## Task brief
Records follow. Copy every line with "Removal".

[Extracted data entries]
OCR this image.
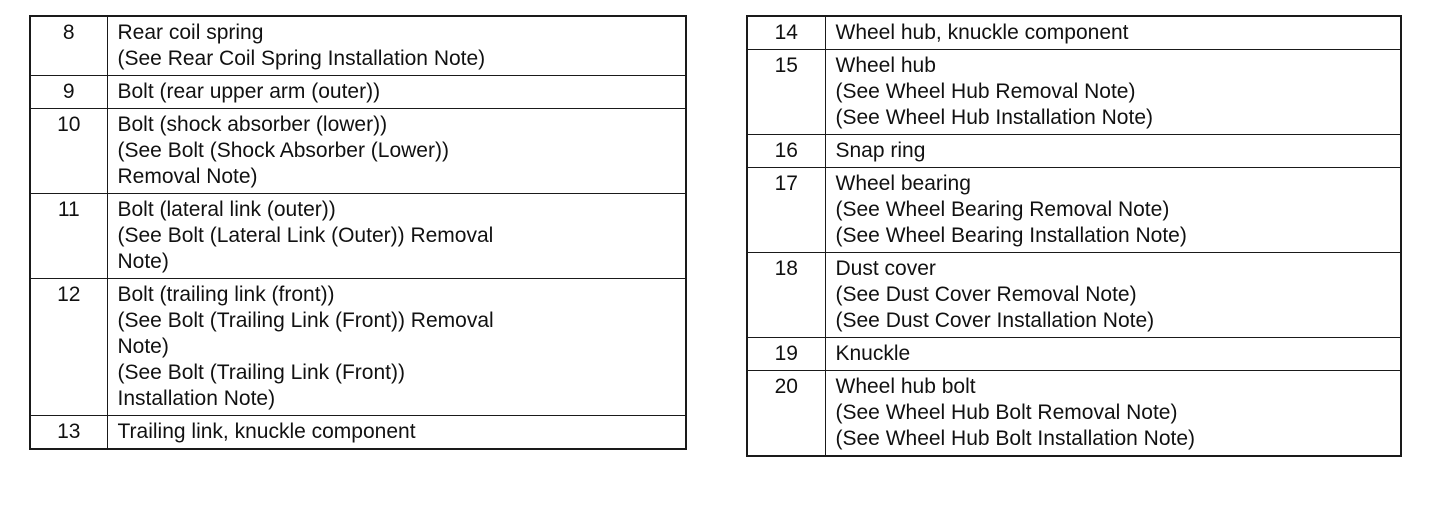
8	Rear coil spring
(See Rear Coil Spring Installation Note)

9	Bolt (rear upper arm (outer))

10	Bolt (shock absorber (lower))
(See Bolt (Shock Absorber (Lower))
Removal Note)

11	Bolt (lateral link (outer))
(See Bolt (Lateral Link (Outer)) Removal
Note)

12	Bolt (trailing link (front))
(See Bolt (Trailing Link (Front)) Removal
Note)
(See Bolt (Trailing Link (Front))
Installation Note)

13	Trailing link, knuckle component
14	Wheel hub, knuckle component

15	Wheel hub
(See Wheel Hub Removal Note)
(See Wheel Hub Installation Note)

16	Snap ring

17	Wheel bearing
(See Wheel Bearing Removal Note)
(See Wheel Bearing Installation Note)

18	Dust cover
(See Dust Cover Removal Note)
(See Dust Cover Installation Note)

19	Knuckle

20	Wheel hub bolt
(See Wheel Hub Bolt Removal Note)
(See Wheel Hub Bolt Installation Note)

## Final answer
Removal Note)
(See Bolt (Lateral Link (Outer)) Removal
(See Bolt (Trailing Link (Front)) Removal
(See Wheel Hub Removal Note)
(See Wheel Bearing Removal Note)
(See Dust Cover Removal Note)
(See Wheel Hub Bolt Removal Note)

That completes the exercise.